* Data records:
= = = =
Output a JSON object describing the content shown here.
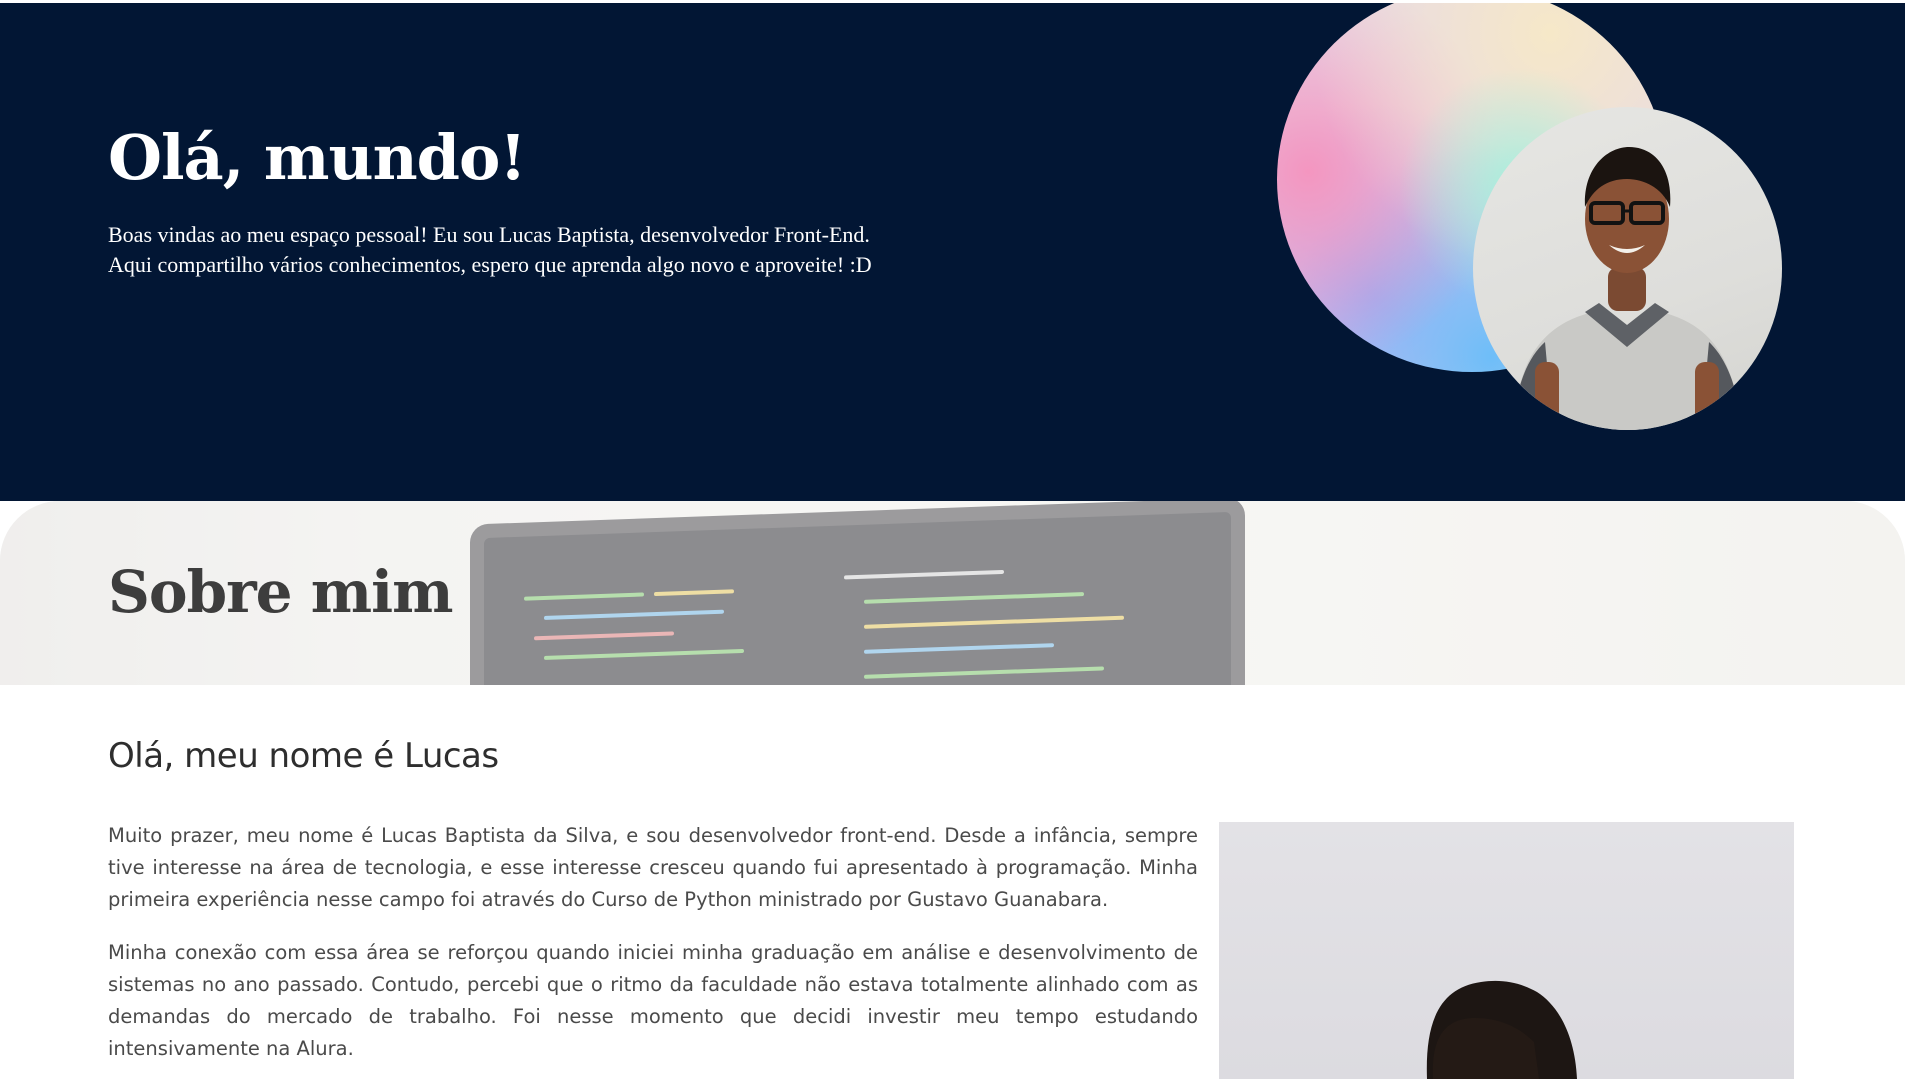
{
  "hero": {
    "title": "Olá, mundo!",
    "intro_line1": "Boas vindas ao meu espaço pessoal! Eu sou Lucas Baptista, desenvolvedor Front-End.",
    "intro_line2": "Aqui compartilho vários conhecimentos, espero que aprenda algo novo e aproveite! :D"
  },
  "about": {
    "title": "Sobre mim",
    "heading": "Olá, meu nome é Lucas",
    "paragraphs": [
      "Muito prazer, meu nome é Lucas Baptista da Silva, e sou desenvolvedor front-end. Desde a infância, sempre tive interesse na área de tecnologia, e esse interesse cresceu quando fui apresentado à programação. Minha primeira experiência nesse campo foi através do Curso de Python ministrado por Gustavo Guanabara.",
      "Minha conexão com essa área se reforçou quando iniciei minha graduação em análise e desenvolvimento de sistemas no ano passado. Contudo, percebi que o ritmo da faculdade não estava totalmente alinhado com as demandas do mercado de trabalho. Foi nesse momento que decidi investir meu tempo estudando intensivamente na Alura."
    ]
  },
  "colors": {
    "hero_background": "#021634",
    "title_text": "#3d3d3d",
    "body_text": "#4a4a4a"
  }
}
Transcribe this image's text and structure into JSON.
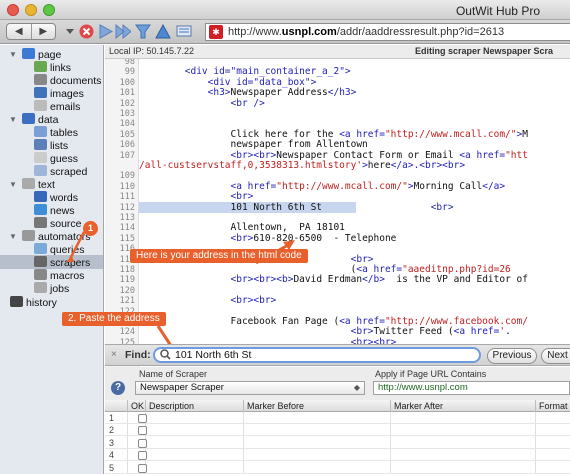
{
  "window": {
    "title": "OutWit Hub Pro"
  },
  "toolbar": {
    "back_glyph": "◀",
    "forward_glyph": "▶",
    "url_prefix": "http://www.",
    "url_domain": "usnpl.com",
    "url_path": "/addr/aaddressresult.php?id=2613",
    "favicon_glyph": "✱"
  },
  "sidebar": {
    "items": [
      {
        "label": "page",
        "icon": "page-icon",
        "color": "#3b7bd6",
        "expanded": true
      },
      {
        "label": "links",
        "icon": "links-icon",
        "color": "#6aa84f"
      },
      {
        "label": "documents",
        "icon": "documents-icon",
        "color": "#888888"
      },
      {
        "label": "images",
        "icon": "images-icon",
        "color": "#3f74b8"
      },
      {
        "label": "emails",
        "icon": "emails-icon",
        "color": "#bbbbbb"
      },
      {
        "label": "data",
        "icon": "data-icon",
        "color": "#3b6fc2",
        "expanded": true
      },
      {
        "label": "tables",
        "icon": "tables-icon",
        "color": "#7a9fd4"
      },
      {
        "label": "lists",
        "icon": "lists-icon",
        "color": "#5c7fb8"
      },
      {
        "label": "guess",
        "icon": "guess-icon",
        "color": "#cccccc"
      },
      {
        "label": "scraped",
        "icon": "scraped-icon",
        "color": "#9fb5d9"
      },
      {
        "label": "text",
        "icon": "text-icon",
        "color": "#aaaaaa",
        "expanded": true
      },
      {
        "label": "words",
        "icon": "words-icon",
        "color": "#3667b8"
      },
      {
        "label": "news",
        "icon": "news-icon",
        "color": "#3f8fd6"
      },
      {
        "label": "source",
        "icon": "source-icon",
        "color": "#777777"
      },
      {
        "label": "automators",
        "icon": "automators-icon",
        "color": "#999999",
        "expanded": true
      },
      {
        "label": "queries",
        "icon": "queries-icon",
        "color": "#7caad8"
      },
      {
        "label": "scrapers",
        "icon": "scrapers-icon",
        "color": "#666666",
        "selected": true
      },
      {
        "label": "macros",
        "icon": "macros-icon",
        "color": "#888888"
      },
      {
        "label": "jobs",
        "icon": "jobs-icon",
        "color": "#aaaaaa"
      },
      {
        "label": "history",
        "icon": "history-icon",
        "color": "#444444"
      }
    ]
  },
  "header": {
    "local_ip": "Local IP:   50.145.7.22",
    "editing": "Editing scraper Newspaper Scra"
  },
  "code_lines": [
    {
      "num": "98",
      "html": ""
    },
    {
      "num": "99",
      "html": "        <span class='tag'>&lt;div id=\"main_container_a_2\"&gt;</span>"
    },
    {
      "num": "100",
      "html": "            <span class='tag'>&lt;div id=\"data_box\"&gt;</span>"
    },
    {
      "num": "101",
      "html": "            <span class='tag'>&lt;h3&gt;</span>Newspaper Address<span class='tag'>&lt;/h3&gt;</span>"
    },
    {
      "num": "102",
      "html": "                <span class='tag'>&lt;br /&gt;</span>"
    },
    {
      "num": "103",
      "html": ""
    },
    {
      "num": "104",
      "html": ""
    },
    {
      "num": "105",
      "html": "                Click here for the <span class='tag'>&lt;a href=</span><span class='link'>\"http://www.mcall.com/\"</span><span class='tag'>&gt;</span>M"
    },
    {
      "num": "106",
      "html": "                newspaper from Allentown"
    },
    {
      "num": "107",
      "html": "                <span class='tag'>&lt;br&gt;&lt;br&gt;</span>Newspaper Contact Form or Email <span class='tag'>&lt;a href=</span><span class='link'>\"htt</span>"
    },
    {
      "num": "",
      "html": "<span class='link'>/all-custservstaff,0,3538313.htmlstory'</span><span class='tag'>&gt;</span>here<span class='tag'>&lt;/a&gt;.&lt;br&gt;&lt;br&gt;</span>"
    },
    {
      "num": "109",
      "html": ""
    },
    {
      "num": "110",
      "html": "                <span class='tag'>&lt;a href=</span><span class='link'>\"http://www.mcall.com/\"</span><span class='tag'>&gt;</span>Morning Call<span class='tag'>&lt;/a&gt;</span>"
    },
    {
      "num": "111",
      "html": "                <span class='tag'>&lt;br&gt;</span>"
    },
    {
      "num": "112",
      "html": "<span class='hl'>                101 North 6th St      </span>             <span class='tag'>&lt;br&gt;</span>"
    },
    {
      "num": "113",
      "html": ""
    },
    {
      "num": "114",
      "html": "                Allentown,  PA 18101"
    },
    {
      "num": "115",
      "html": "                <span class='tag'>&lt;br&gt;</span>610-820-6500  - Telephone"
    },
    {
      "num": "116",
      "html": ""
    },
    {
      "num": "117",
      "html": "                                     <span class='tag'>&lt;br&gt;</span>"
    },
    {
      "num": "118",
      "html": "                                     (<span class='tag'>&lt;a href=</span><span class='link'>\"aaeditnp.php?id=26</span>"
    },
    {
      "num": "119",
      "html": "                <span class='tag'>&lt;br&gt;&lt;br&gt;&lt;b&gt;</span>David Erdman<span class='tag'>&lt;/b&gt;</span>  is the VP and Editor of"
    },
    {
      "num": "120",
      "html": ""
    },
    {
      "num": "121",
      "html": "                <span class='tag'>&lt;br&gt;&lt;br&gt;</span>"
    },
    {
      "num": "122",
      "html": ""
    },
    {
      "num": "123",
      "html": "                Facebook Fan Page (<span class='tag'>&lt;a href=</span><span class='link'>\"http://www.facebook.com/</span>"
    },
    {
      "num": "124",
      "html": "                                     <span class='tag'>&lt;br&gt;</span>Twitter Feed (<span class='tag'>&lt;a href=</span><span class='link'>'</span>."
    },
    {
      "num": "125",
      "html": "                                     <span class='tag'>&lt;br&gt;&lt;br&gt;</span>"
    }
  ],
  "callouts": {
    "step1_badge": "1",
    "address_note": "Here is your address in the html code",
    "step2": "2. Paste the address"
  },
  "find": {
    "close": "×",
    "label": "Find:",
    "value": "101 North 6th St",
    "previous": "Previous",
    "next": "Next"
  },
  "scraper": {
    "name_label": "Name of Scraper",
    "name_value": "Newspaper Scraper",
    "apply_label": "Apply if Page URL Contains",
    "apply_value": "http://www.usnpl.com",
    "help": "?",
    "columns": [
      "OK",
      "Description",
      "Marker Before",
      "Marker After",
      "Format"
    ],
    "rows": [
      "1",
      "2",
      "3",
      "4",
      "5"
    ]
  }
}
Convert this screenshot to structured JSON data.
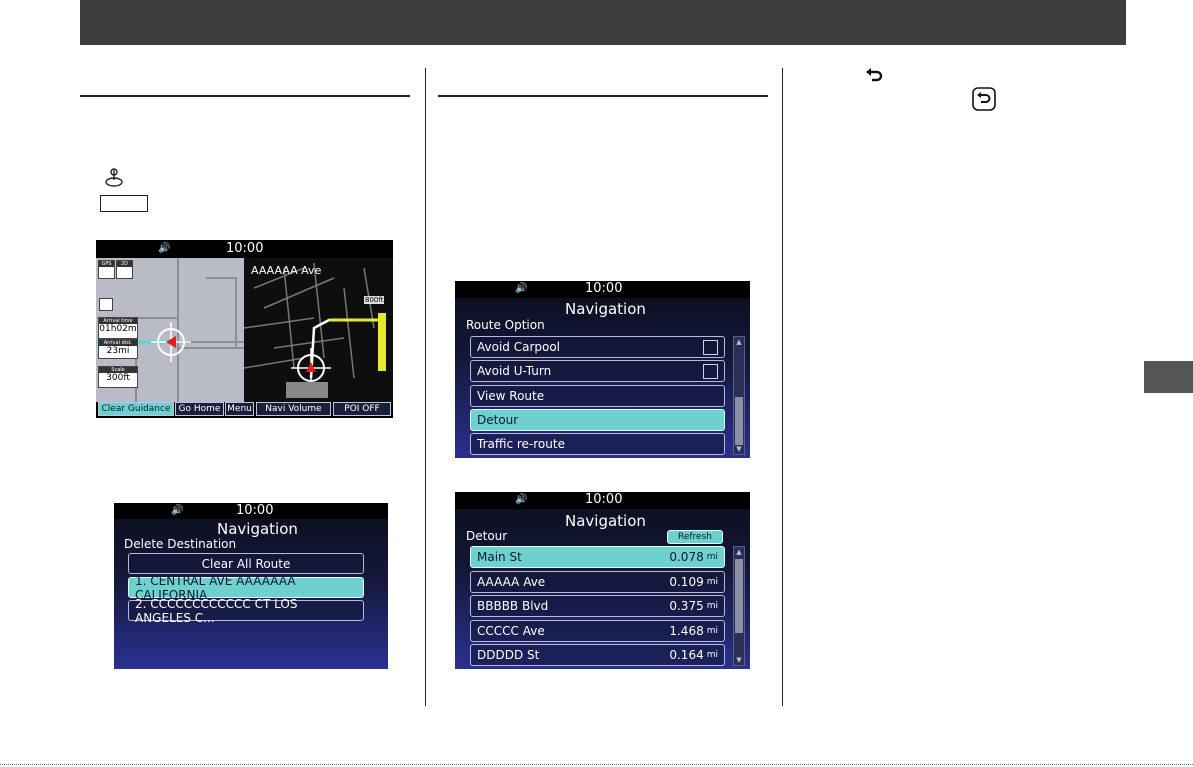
{
  "map_screen": {
    "clock": "10:00",
    "street": "AAAAAA Ave",
    "distance_marker": "800ft",
    "gps_label": "GPS",
    "heading_label": "2D",
    "arrival_time_label": "Arrival time",
    "arrival_time": "01h02m",
    "arrival_dist_label": "Arrival dist.",
    "arrival_dist": "23mi",
    "scale_label": "Scale",
    "scale_value": "300ft",
    "buttons": [
      "Clear Guidance",
      "Go Home",
      "Menu",
      "Navi Volume",
      "POI OFF"
    ]
  },
  "delete_screen": {
    "clock": "10:00",
    "title": "Navigation",
    "subtitle": "Delete Destination",
    "clear_all": "Clear All Route",
    "items": [
      "1.  CENTRAL AVE AAAAAAA CALIFORNIA",
      "2.  CCCCCCCCCCCC CT LOS ANGELES C..."
    ]
  },
  "route_screen": {
    "clock": "10:00",
    "title": "Navigation",
    "subtitle": "Route Option",
    "items": [
      "Avoid Carpool",
      "Avoid U-Turn",
      "View Route",
      "Detour",
      "Traffic re-route"
    ]
  },
  "detour_screen": {
    "clock": "10:00",
    "title": "Navigation",
    "subtitle": "Detour",
    "refresh": "Refresh",
    "unit": "mi",
    "rows": [
      {
        "name": "Main St",
        "dist": "0.078"
      },
      {
        "name": "AAAAA Ave",
        "dist": "0.109"
      },
      {
        "name": "BBBBB Blvd",
        "dist": "0.375"
      },
      {
        "name": "CCCCC Ave",
        "dist": "1.468"
      },
      {
        "name": "DDDDD St",
        "dist": "0.164"
      }
    ]
  },
  "icons": {
    "speaker": "speaker-icon",
    "back": "back-arrow-icon",
    "joystick": "joystick-icon"
  },
  "colors": {
    "header": "#3d3d3d",
    "selected": "#6fd0d0",
    "screen_bg": "#14183a"
  }
}
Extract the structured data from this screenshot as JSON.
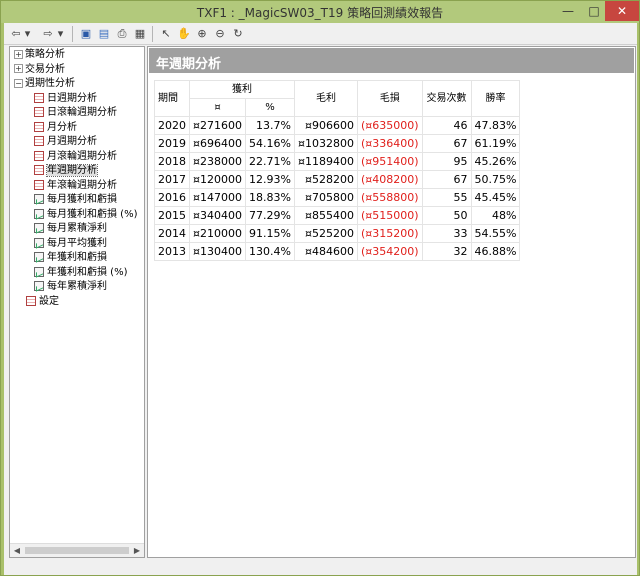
{
  "window": {
    "title": "TXF1 : _MagicSW03_T19 策略回測績效報告",
    "minimize_glyph": "—",
    "maximize_glyph": "□",
    "close_glyph": "✕"
  },
  "toolbar": {
    "back_glyph": "⇦",
    "back_dropdown_glyph": "▾",
    "forward_glyph": "⇨",
    "forward_dropdown_glyph": "▾",
    "save_glyph": "▣",
    "preview_glyph": "▤",
    "print_glyph": "⎙",
    "table_glyph": "▦",
    "pointer_glyph": "↖",
    "hand_glyph": "✋",
    "zoom_in_glyph": "⊕",
    "zoom_out_glyph": "⊖",
    "refresh_glyph": "↻"
  },
  "tree": {
    "collapsed_glyph": "+",
    "expanded_glyph": "−",
    "items": [
      {
        "label": "策略分析",
        "level": 0,
        "expander": "collapsed",
        "icon": "none"
      },
      {
        "label": "交易分析",
        "level": 0,
        "expander": "collapsed",
        "icon": "none"
      },
      {
        "label": "週期性分析",
        "level": 0,
        "expander": "expanded",
        "icon": "none"
      },
      {
        "label": "日週期分析",
        "level": 1,
        "icon": "table"
      },
      {
        "label": "日滾輪週期分析",
        "level": 1,
        "icon": "table"
      },
      {
        "label": "月分析",
        "level": 1,
        "icon": "table"
      },
      {
        "label": "月週期分析",
        "level": 1,
        "icon": "table"
      },
      {
        "label": "月滾輪週期分析",
        "level": 1,
        "icon": "table"
      },
      {
        "label": "年週期分析",
        "level": 1,
        "icon": "table",
        "selected": true
      },
      {
        "label": "年滾輪週期分析",
        "level": 1,
        "icon": "table"
      },
      {
        "label": "每月獲利和虧損",
        "level": 1,
        "icon": "chart"
      },
      {
        "label": "每月獲利和虧損 (%)",
        "level": 1,
        "icon": "chart"
      },
      {
        "label": "每月累積淨利",
        "level": 1,
        "icon": "chart"
      },
      {
        "label": "每月平均獲利",
        "level": 1,
        "icon": "chart"
      },
      {
        "label": "年獲利和虧損",
        "level": 1,
        "icon": "chart"
      },
      {
        "label": "年獲利和虧損 (%)",
        "level": 1,
        "icon": "chart"
      },
      {
        "label": "每年累積淨利",
        "level": 1,
        "icon": "chart"
      },
      {
        "label": "設定",
        "level": 0,
        "icon": "table"
      }
    ],
    "scroll_left_glyph": "◀",
    "scroll_right_glyph": "▶"
  },
  "report": {
    "title": "年週期分析",
    "headers": {
      "period": "期間",
      "profit": "獲利",
      "profit_currency": "¤",
      "profit_pct": "%",
      "gross_profit": "毛利",
      "gross_loss": "毛損",
      "trades": "交易次數",
      "win_rate": "勝率"
    },
    "rows": [
      {
        "period": "2020",
        "profit": "¤271600",
        "pct": "13.7%",
        "gross_profit": "¤906600",
        "gross_loss": "(¤635000)",
        "trades": "46",
        "win_rate": "47.83%"
      },
      {
        "period": "2019",
        "profit": "¤696400",
        "pct": "54.16%",
        "gross_profit": "¤1032800",
        "gross_loss": "(¤336400)",
        "trades": "67",
        "win_rate": "61.19%"
      },
      {
        "period": "2018",
        "profit": "¤238000",
        "pct": "22.71%",
        "gross_profit": "¤1189400",
        "gross_loss": "(¤951400)",
        "trades": "95",
        "win_rate": "45.26%"
      },
      {
        "period": "2017",
        "profit": "¤120000",
        "pct": "12.93%",
        "gross_profit": "¤528200",
        "gross_loss": "(¤408200)",
        "trades": "67",
        "win_rate": "50.75%"
      },
      {
        "period": "2016",
        "profit": "¤147000",
        "pct": "18.83%",
        "gross_profit": "¤705800",
        "gross_loss": "(¤558800)",
        "trades": "55",
        "win_rate": "45.45%"
      },
      {
        "period": "2015",
        "profit": "¤340400",
        "pct": "77.29%",
        "gross_profit": "¤855400",
        "gross_loss": "(¤515000)",
        "trades": "50",
        "win_rate": "48%"
      },
      {
        "period": "2014",
        "profit": "¤210000",
        "pct": "91.15%",
        "gross_profit": "¤525200",
        "gross_loss": "(¤315200)",
        "trades": "33",
        "win_rate": "54.55%"
      },
      {
        "period": "2013",
        "profit": "¤130400",
        "pct": "130.4%",
        "gross_profit": "¤484600",
        "gross_loss": "(¤354200)",
        "trades": "32",
        "win_rate": "46.88%"
      }
    ]
  },
  "colors": {
    "negative": "#e0201c",
    "header_bar": "#a0a0a0",
    "window_frame": "#a9c06a"
  }
}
= = = =
* EXERCISE PROMPT: In the records above, locate each line with the word "Allentown". Copy all such lines.

* FINISHED TASK:
      "html": "                newspaper from Allentown"
      "html": "                Allentown,  PA 18101"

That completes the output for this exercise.